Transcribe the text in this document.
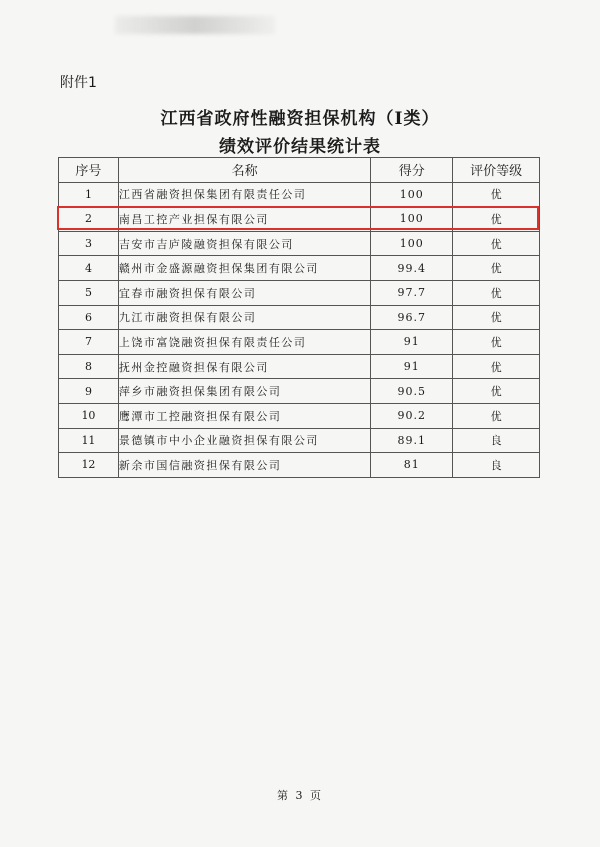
附件1
江西省政府性融资担保机构（I类）
绩效评价结果统计表
序号	名称	得分	评价等级
1	江西省融资担保集团有限责任公司	100	优
2	南昌工控产业担保有限公司	100	优
3	吉安市吉庐陵融资担保有限公司	100	优
4	赣州市金盛源融资担保集团有限公司	99.4	优
5	宜春市融资担保有限公司	97.7	优
6	九江市融资担保有限公司	96.7	优
7	上饶市富饶融资担保有限责任公司	91	优
8	抚州金控融资担保有限公司	91	优
9	萍乡市融资担保集团有限公司	90.5	优
10	鹰潭市工控融资担保有限公司	90.2	优
11	景德镇市中小企业融资担保有限公司	89.1	良
12	新余市国信融资担保有限公司	81	良
第 3 页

▶ **TASK**: With the pictures left out, transcribe the material exactly.

▶ **FINISHED TASK**:
Transcribe the text in this document.
附件1
江西省政府性融资担保机构（I类）
绩效评价结果统计表
序号	名称	得分	评价等级
1	江西省融资担保集团有限责任公司	100	优
2	南昌工控产业担保有限公司	100	优
3	吉安市吉庐陵融资担保有限公司	100	优
4	赣州市金盛源融资担保集团有限公司	99.4	优
5	宜春市融资担保有限公司	97.7	优
6	九江市融资担保有限公司	96.7	优
7	上饶市富饶融资担保有限责任公司	91	优
8	抚州金控融资担保有限公司	91	优
9	萍乡市融资担保集团有限公司	90.5	优
10	鹰潭市工控融资担保有限公司	90.2	优
11	景德镇市中小企业融资担保有限公司	89.1	良
12	新余市国信融资担保有限公司	81	良
第 3 页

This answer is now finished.